What is asked>
Search the data below for the string "text". Extract every line that contains it.

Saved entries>
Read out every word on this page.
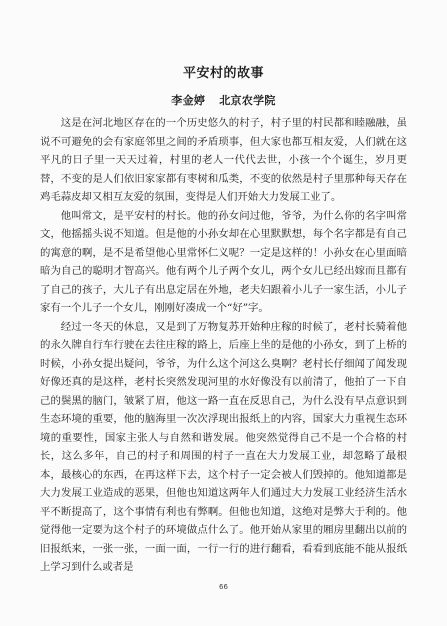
平安村的故事
李金婷 北京农学院

这是在河北地区存在的一个历史悠久的村子，村子里的村民都和睦融融，虽说不可避免的会有家庭邻里之间的矛盾琐事，但大家也都互相友爱，人们就在这平凡的日子里一天天过着，村里的老人一代代去世，小孩一个个诞生，岁月更替，不变的是人们依旧家家都有枣树和瓜类，不变的依然是村子里那种每天存在鸡毛蒜皮却又相互友爱的氛围，变得是人们开始大力发展工业了。

他叫常文，是平安村的村长。他的孙女问过他，爷爷，为什么你的名字叫常文，他摇摇头说不知道。但是他的小孙女却在心里默默想，每个名字都是有自己的寓意的啊，是不是希望他心里常怀仁义呢？一定是这样的！小孙女在心里面暗暗为自己的聪明才智高兴。他有两个儿子两个女儿，两个女儿已经出嫁而且都有了自己的孩子，大儿子有出息定居在外地，老夫妇跟着小儿子一家生活，小儿子家有一个儿子一个女儿，刚刚好凑成一个“好”字。

经过一冬天的休息，又是到了万物复苏开始种庄稼的时候了，老村长骑着他的永久牌自行车行驶在去往庄稼的路上，后座上坐的是他的小孙女，到了上桥的时候，小孙女提出疑问，爷爷，为什么这个河这么臭啊？老村长仔细闻了闻发现好像还真的是这样，老村长突然发现河里的水好像没有以前清了，他拍了一下自己的鬓黑的脑门，皱紧了眉，他这一路一直在反思自己，为什么没有早点意识到生态环境的重要，他的脑海里一次次浮现出报纸上的内容，国家大力重视生态环境的重要性，国家主张人与自然和谐发展。他突然觉得自己不是一个合格的村长，这么多年，自己的村子和周围的村子一直在大力发展工业，却忽略了最根本，最核心的东西，在再这样下去，这个村子一定会被人们毁掉的。他知道都是大力发展工业造成的恶果，但他也知道这两年人们通过大力发展工业经济生活水平不断提高了，这个事情有利也有弊啊。但他也知道，这绝对是弊大于利的。他觉得他一定要为这个村子的环境做点什么了。他开始从家里的厢房里翻出以前的旧报纸来，一张一张，一面一面，一行一行的进行翻看，看看到底能不能从报纸上学习到什么或者是

66
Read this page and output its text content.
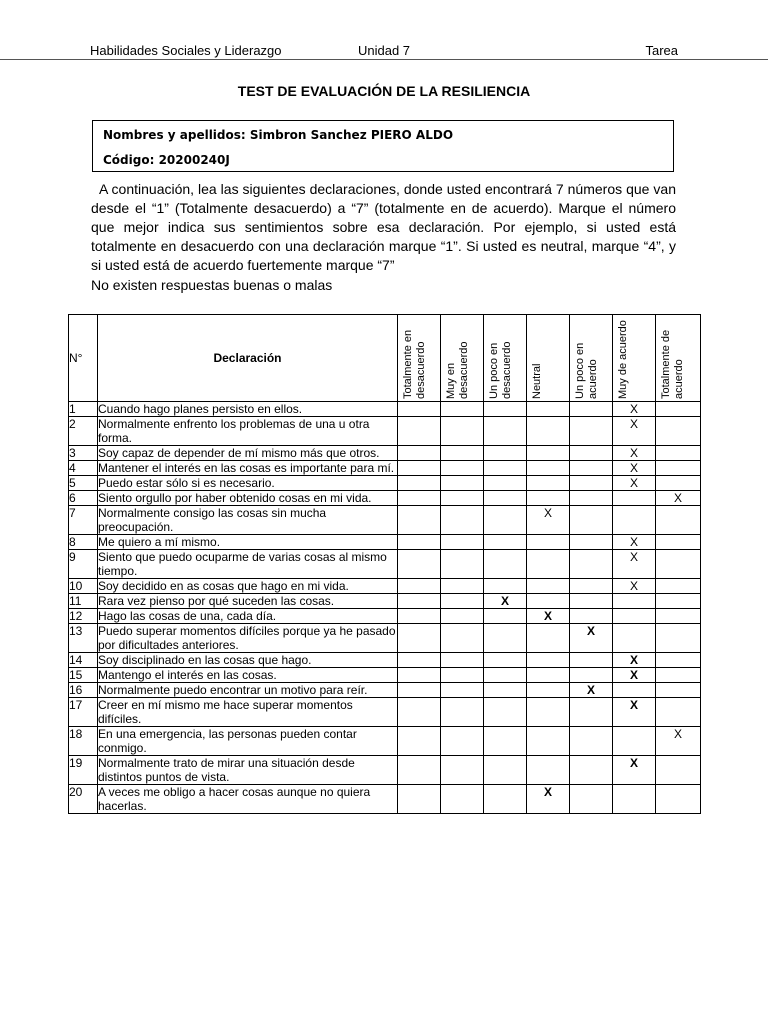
Habilidades Sociales y Liderazgo	Unidad 7	Tarea
TEST DE EVALUACIÓN DE LA RESILIENCIA
Nombres y apellidos: Simbron Sanchez PIERO ALDO
Código: 20200240J

A continuación, lea las siguientes declaraciones, donde usted encontrará 7 números que van desde el “1” (Totalmente desacuerdo) a “7” (totalmente en de acuerdo). Marque el número que mejor indica sus sentimientos sobre esa declaración. Por ejemplo, si usted está totalmente en desacuerdo con una declaración marque “1”. Si usted es neutral, marque “4”, y si usted está de acuerdo fuertemente marque “7”

No existen respuestas buenas o malas

N°	Declaración	Totalmente en desacuerdo	Muy en desacuerdo	Un poco en desacuerdo	Neutral	Un poco en acuerdo	Muy de acuerdo	Totalmente de acuerdo

1	Cuando hago planes persisto en ellos.						X	
2	Normalmente enfrento los problemas de una u otra forma.						X	
3	Soy capaz de depender de mí mismo más que otros.						X	
4	Mantener el interés en las cosas es importante para mí.						X	
5	Puedo estar sólo si es necesario.						X	
6	Siento orgullo por haber obtenido cosas en mi vida.							X
7	Normalmente consigo las cosas sin mucha preocupación.				X			
8	Me quiero a mí mismo.						X	
9	Siento que puedo ocuparme de varias cosas al mismo tiempo.						X	
10	Soy decidido en as cosas que hago en mi vida.						X	
11	Rara vez pienso por qué suceden las cosas.			X				
12	Hago las cosas de una, cada día.				X			
13	Puedo superar momentos difíciles porque ya he pasado por dificultades anteriores.					X		
14	Soy disciplinado en las cosas que hago.						X	
15	Mantengo el interés en las cosas.						X	
16	Normalmente puedo encontrar un motivo para reír.					X		
17	Creer en mí mismo me hace superar momentos difíciles.						X	
18	En una emergencia, las personas pueden contar conmigo.							X
19	Normalmente trato de mirar una situación desde distintos puntos de vista.						X	
20	A veces me obligo a hacer cosas aunque no quiera hacerlas.				X			
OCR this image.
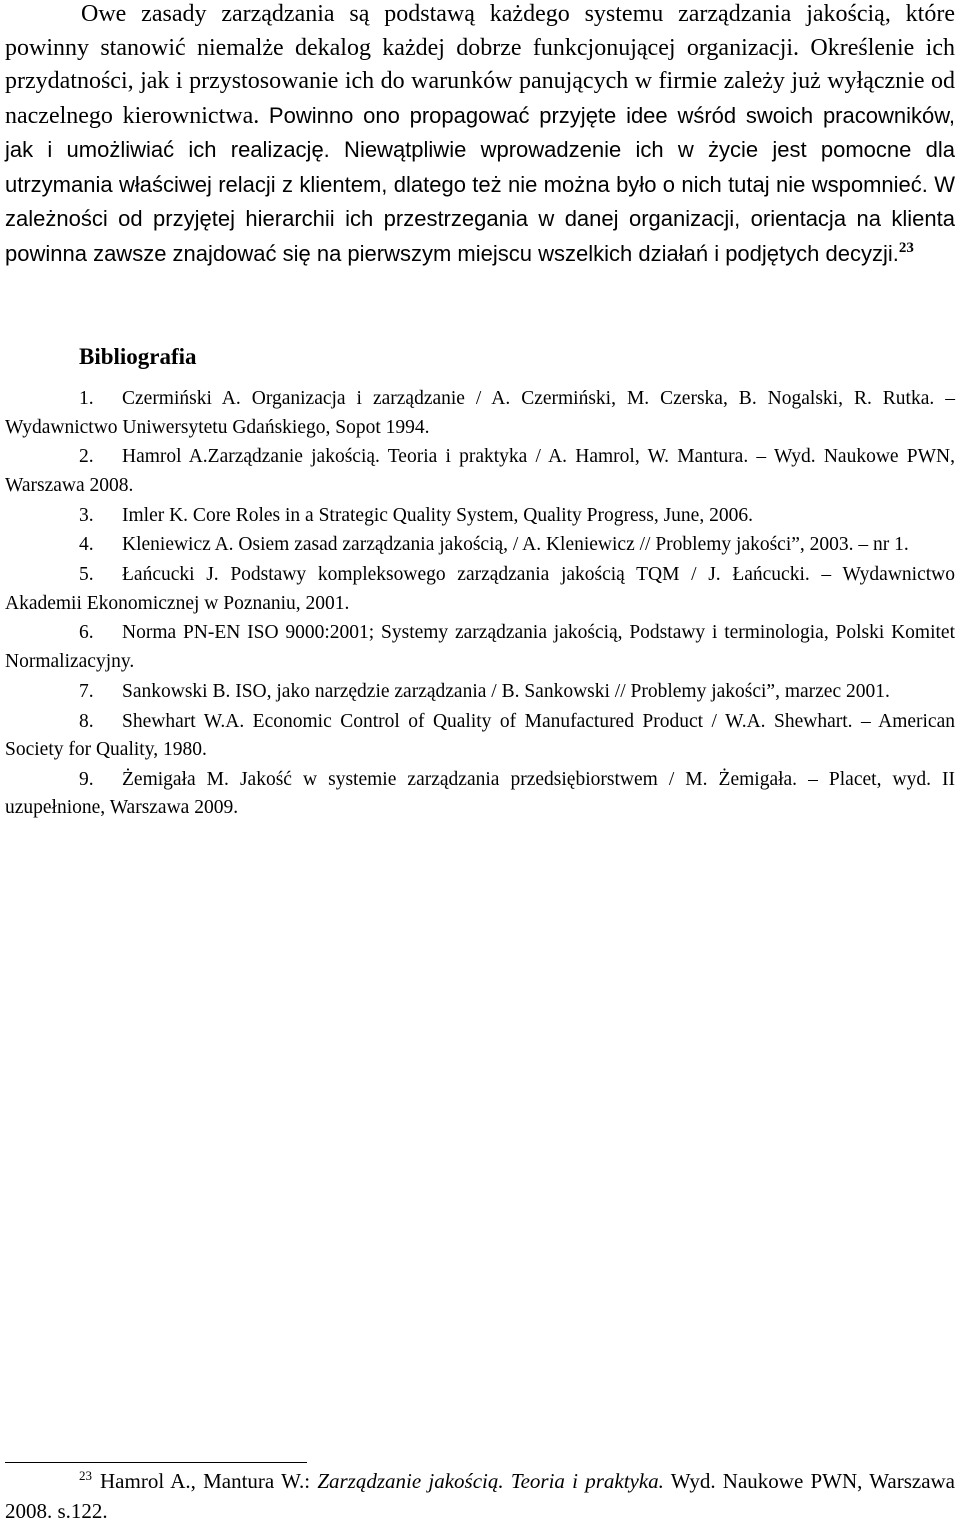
Owe zasady zarządzania są podstawą każdego systemu zarządzania jakością, które powinny stanowić niemalże dekalog każdej dobrze funkcjonującej organizacji. Określenie ich przydatności, jak i przystosowanie ich do warunków panujących w firmie zależy już wyłącznie od naczelnego kierownictwa. Powinno ono propagować przyjęte idee wśród swoich pracowników, jak i umożliwiać ich realizację. Niewątpliwie wprowadzenie ich w życie jest pomocne dla utrzymania właściwej relacji z klientem, dlatego też nie można było o nich tutaj nie wspomnieć. W zależności od przyjętej hierarchii ich przestrzegania w danej organizacji, orientacja na klienta powinna zawsze znajdować się na pierwszym miejscu wszelkich działań i podjętych decyzji.$^{23}$

Bibliografia
1. Czermiński A. Organizacja i zarządzanie / A. Czermiński, M. Czerska, B. Nogalski, R. Rutka. – Wydawnictwo Uniwersytetu Gdańskiego, Sopot 1994.
2. Hamrol A.Zarządzanie jakością. Teoria i praktyka / A. Hamrol, W. Mantura. – Wyd. Naukowe PWN, Warszawa 2008.
3. Imler K. Core Roles in a Strategic Quality System, Quality Progress, June, 2006.
4. Kleniewicz A. Osiem zasad zarządzania jakością, / A. Kleniewicz // Problemy jakości”, 2003. – nr 1.
5. Łańcucki J. Podstawy kompleksowego zarządzania jakością TQM / J. Łańcucki. – Wydawnictwo Akademii Ekonomicznej w Poznaniu, 2001.
6. Norma PN-EN ISO 9000:2001; Systemy zarządzania jakością, Podstawy i terminologia, Polski Komitet Normalizacyjny.
7. Sankowski B. ISO, jako narzędzie zarządzania / B. Sankowski // Problemy jakości”, marzec 2001.
8. Shewhart W.A. Economic Control of Quality of Manufactured Product / W.A. Shewhart. – American Society for Quality, 1980.
9. Żemigała M. Jakość w systemie zarządzania przedsiębiorstwem / M. Żemigała. – Placet, wyd. II uzupełnione, Warszawa 2009.

$^{23}$ Hamrol A., Mantura W.: Zarządzanie jakością. Teoria i praktyka. Wyd. Naukowe PWN, Warszawa 2008. s.122.
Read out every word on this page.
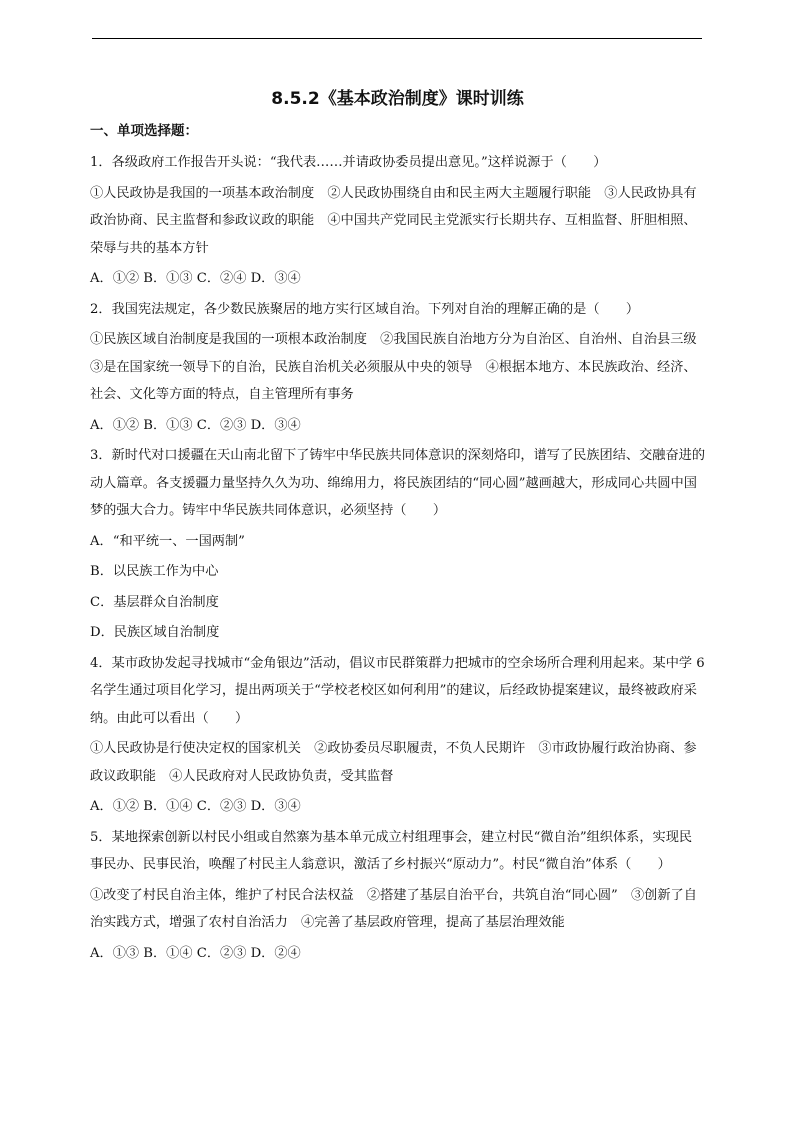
8.5.2《基本政治制度》课时训练
一、单项选择题：

1．各级政府工作报告开头说：“我代表……并请政协委员提出意见。”这样说源于（　　）

①人民政协是我国的一项基本政治制度　②人民政协围绕自由和民主两大主题履行职能　③人民政协具有政治协商、民主监督和参政议政的职能　④中国共产党同民主党派实行长期共存、互相监督、肝胆相照、荣辱与共的基本方针

A．①② B．①③ C．②④ D．③④

2．我国宪法规定，各少数民族聚居的地方实行区域自治。下列对自治的理解正确的是（　　）

①民族区域自治制度是我国的一项根本政治制度　②我国民族自治地方分为自治区、自治州、自治县三级　③是在国家统一领导下的自治，民族自治机关必须服从中央的领导　④根据本地方、本民族政治、经济、社会、文化等方面的特点，自主管理所有事务

A．①② B．①③ C．②③ D．③④

3．新时代对口援疆在天山南北留下了铸牢中华民族共同体意识的深刻烙印，谱写了民族团结、交融奋进的动人篇章。各支援疆力量坚持久久为功、绵绵用力，将民族团结的“同心圆”越画越大，形成同心共圆中国梦的强大合力。铸牢中华民族共同体意识，必须坚持（　　）

A．“和平统一、一国两制”

B．以民族工作为中心

C．基层群众自治制度

D．民族区域自治制度

4．某市政协发起寻找城市“金角银边”活动，倡议市民群策群力把城市的空余场所合理利用起来。某中学 6 名学生通过项目化学习，提出两项关于“学校老校区如何利用”的建议，后经政协提案建议，最终被政府采纳。由此可以看出（　　）

①人民政协是行使决定权的国家机关　②政协委员尽职履责，不负人民期许　③市政协履行政治协商、参政议政职能　④人民政府对人民政协负责，受其监督

A．①② B．①④ C．②③ D．③④

5．某地探索创新以村民小组或自然寨为基本单元成立村组理事会，建立村民“微自治”组织体系，实现民事民办、民事民治，唤醒了村民主人翁意识，激活了乡村振兴“原动力”。村民“微自治”体系（　　）

①改变了村民自治主体，维护了村民合法权益　②搭建了基层自治平台，共筑自治“同心圆”　③创新了自治实践方式，增强了农村自治活力　④完善了基层政府管理，提高了基层治理效能

A．①③ B．①④ C．②③ D．②④
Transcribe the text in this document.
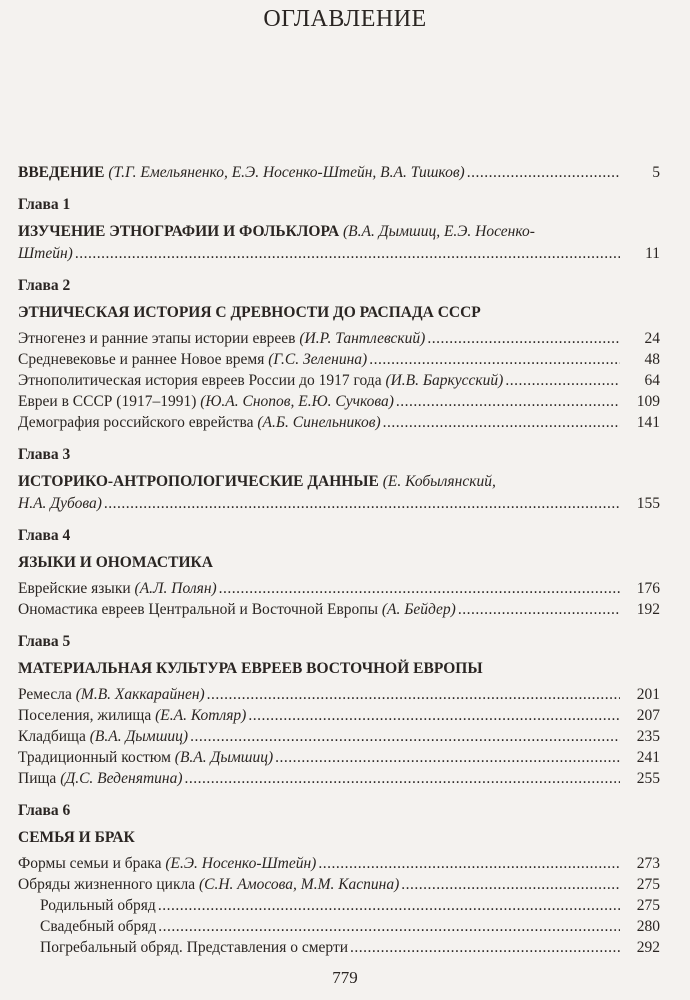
ОГЛАВЛЕНИЕ
ВВЕДЕНИЕ (Т.Г. Емельяненко, Е.Э. Носенко-Штейн, В.А. Тишков) .....	5
Глава 1
ИЗУЧЕНИЕ ЭТНОГРАФИИ И ФОЛЬКЛОРА (В.А. Дымшиц, Е.Э. Носенко-
Штейн) .....	11
Глава 2
ЭТНИЧЕСКАЯ ИСТОРИЯ С ДРЕВНОСТИ ДО РАСПАДА СССР
Этногенез и ранние этапы истории евреев (И.Р. Тантлевский) .....	24
Средневековье и раннее Новое время (Г.С. Зеленина) .....	48
Этнополитическая история евреев России до 1917 года (И.В. Баркусский) .....	64
Евреи в СССР (1917–1991) (Ю.А. Снопов, Е.Ю. Сучкова) .....	109
Демография российского еврейства (А.Б. Синельников) .....	141
Глава 3
ИСТОРИКО-АНТРОПОЛОГИЧЕСКИЕ ДАННЫЕ (Е. Кобылянский,
Н.А. Дубова) .....	155
Глава 4
ЯЗЫКИ И ОНОМАСТИКА
Еврейские языки (А.Л. Полян) .....	176
Ономастика евреев Центральной и Восточной Европы (А. Бейдер) .....	192
Глава 5
МАТЕРИАЛЬНАЯ КУЛЬТУРА ЕВРЕЕВ ВОСТОЧНОЙ ЕВРОПЫ
Ремесла (М.В. Хаккарайнен) .....	201
Поселения, жилища (Е.А. Котляр) .....	207
Кладбища (В.А. Дымшиц) .....	235
Традиционный костюм (В.А. Дымшиц) .....	241
Пища (Д.С. Веденятина) .....	255
Глава 6
СЕМЬЯ И БРАК
Формы семьи и брака (Е.Э. Носенко-Штейн) .....	273
Обряды жизненного цикла (С.Н. Амосова, М.М. Каспина) .....	275
Родильный обряд .....	275
Свадебный обряд .....	280
Погребальный обряд. Представления о смерти .....	292
779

The answer>
Read this page and output its text content.
Transcribe the text in this document.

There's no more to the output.